#### Listed records ####
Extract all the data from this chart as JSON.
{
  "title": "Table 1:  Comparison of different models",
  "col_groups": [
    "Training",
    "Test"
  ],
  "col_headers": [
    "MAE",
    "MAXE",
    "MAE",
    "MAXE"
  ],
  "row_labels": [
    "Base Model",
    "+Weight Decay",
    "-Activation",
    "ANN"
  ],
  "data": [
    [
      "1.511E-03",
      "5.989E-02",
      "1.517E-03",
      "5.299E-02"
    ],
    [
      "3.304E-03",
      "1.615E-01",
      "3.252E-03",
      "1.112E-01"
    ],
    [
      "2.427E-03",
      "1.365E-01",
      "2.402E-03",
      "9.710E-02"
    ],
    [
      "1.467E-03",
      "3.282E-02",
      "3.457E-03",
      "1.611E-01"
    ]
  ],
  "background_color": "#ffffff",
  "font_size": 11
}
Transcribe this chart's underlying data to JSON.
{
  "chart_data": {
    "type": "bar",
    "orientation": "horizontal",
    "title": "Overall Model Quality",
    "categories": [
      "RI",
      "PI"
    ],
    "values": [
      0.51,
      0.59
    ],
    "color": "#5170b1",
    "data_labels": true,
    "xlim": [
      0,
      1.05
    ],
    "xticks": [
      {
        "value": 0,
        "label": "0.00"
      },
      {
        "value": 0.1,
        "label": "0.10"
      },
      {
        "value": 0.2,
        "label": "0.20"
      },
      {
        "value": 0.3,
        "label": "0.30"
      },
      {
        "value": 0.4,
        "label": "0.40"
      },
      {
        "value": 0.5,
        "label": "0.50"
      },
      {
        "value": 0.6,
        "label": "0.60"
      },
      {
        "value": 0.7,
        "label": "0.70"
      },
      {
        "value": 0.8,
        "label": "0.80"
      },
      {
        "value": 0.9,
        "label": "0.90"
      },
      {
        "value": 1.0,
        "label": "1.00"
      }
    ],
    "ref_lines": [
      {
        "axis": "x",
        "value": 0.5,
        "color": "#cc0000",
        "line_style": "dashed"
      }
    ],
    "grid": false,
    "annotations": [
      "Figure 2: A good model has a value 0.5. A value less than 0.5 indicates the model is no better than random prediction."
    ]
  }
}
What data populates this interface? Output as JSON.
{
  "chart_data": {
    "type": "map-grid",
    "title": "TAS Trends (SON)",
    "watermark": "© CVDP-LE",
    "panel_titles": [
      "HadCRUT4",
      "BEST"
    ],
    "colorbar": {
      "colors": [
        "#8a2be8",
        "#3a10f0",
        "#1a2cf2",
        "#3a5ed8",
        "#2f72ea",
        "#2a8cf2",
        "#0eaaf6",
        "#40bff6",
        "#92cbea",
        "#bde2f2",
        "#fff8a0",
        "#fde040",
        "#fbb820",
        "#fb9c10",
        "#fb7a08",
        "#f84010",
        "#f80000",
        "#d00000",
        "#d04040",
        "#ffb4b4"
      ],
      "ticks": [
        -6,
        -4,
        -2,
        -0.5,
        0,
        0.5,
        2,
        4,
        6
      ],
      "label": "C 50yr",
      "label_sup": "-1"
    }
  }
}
####
Go through the entries and repeat each one exactly.

- _Solution below_:
Extract all the data from this chart as JSON.
{
  "title": "Table 1:  Comparison of different models",
  "col_groups": [
    "Training",
    "Test"
  ],
  "col_headers": [
    "MAE",
    "MAXE",
    "MAE",
    "MAXE"
  ],
  "row_labels": [
    "Base Model",
    "+Weight Decay",
    "-Activation",
    "ANN"
  ],
  "data": [
    [
      "1.511E-03",
      "5.989E-02",
      "1.517E-03",
      "5.299E-02"
    ],
    [
      "3.304E-03",
      "1.615E-01",
      "3.252E-03",
      "1.112E-01"
    ],
    [
      "2.427E-03",
      "1.365E-01",
      "2.402E-03",
      "9.710E-02"
    ],
    [
      "1.467E-03",
      "3.282E-02",
      "3.457E-03",
      "1.611E-01"
    ]
  ],
  "background_color": "#ffffff",
  "font_size": 11
}
Transcribe this chart's underlying data to JSON.
{
  "chart_data": {
    "type": "bar",
    "orientation": "horizontal",
    "title": "Overall Model Quality",
    "categories": [
      "RI",
      "PI"
    ],
    "values": [
      0.51,
      0.59
    ],
    "color": "#5170b1",
    "data_labels": true,
    "xlim": [
      0,
      1.05
    ],
    "xticks": [
      {
        "value": 0,
        "label": "0.00"
      },
      {
        "value": 0.1,
        "label": "0.10"
      },
      {
        "value": 0.2,
        "label": "0.20"
      },
      {
        "value": 0.3,
        "label": "0.30"
      },
      {
        "value": 0.4,
        "label": "0.40"
      },
      {
        "value": 0.5,
        "label": "0.50"
      },
      {
        "value": 0.6,
        "label": "0.60"
      },
      {
        "value": 0.7,
        "label": "0.70"
      },
      {
        "value": 0.8,
        "label": "0.80"
      },
      {
        "value": 0.9,
        "label": "0.90"
      },
      {
        "value": 1.0,
        "label": "1.00"
      }
    ],
    "ref_lines": [
      {
        "axis": "x",
        "value": 0.5,
        "color": "#cc0000",
        "line_style": "dashed"
      }
    ],
    "grid": false,
    "annotations": [
      "Figure 2: A good model has a value 0.5. A value less than 0.5 indicates the model is no better than random prediction."
    ]
  }
}
What data populates this interface? Output as JSON.
{
  "chart_data": {
    "type": "map-grid",
    "title": "TAS Trends (SON)",
    "watermark": "© CVDP-LE",
    "panel_titles": [
      "HadCRUT4",
      "BEST"
    ],
    "colorbar": {
      "colors": [
        "#8a2be8",
        "#3a10f0",
        "#1a2cf2",
        "#3a5ed8",
        "#2f72ea",
        "#2a8cf2",
        "#0eaaf6",
        "#40bff6",
        "#92cbea",
        "#bde2f2",
        "#fff8a0",
        "#fde040",
        "#fbb820",
        "#fb9c10",
        "#fb7a08",
        "#f84010",
        "#f80000",
        "#d00000",
        "#d04040",
        "#ffb4b4"
      ],
      "ticks": [
        -6,
        -4,
        -2,
        -0.5,
        0,
        0.5,
        2,
        4,
        6
      ],
      "label": "C 50yr",
      "label_sup": "-1"
    }
  }
}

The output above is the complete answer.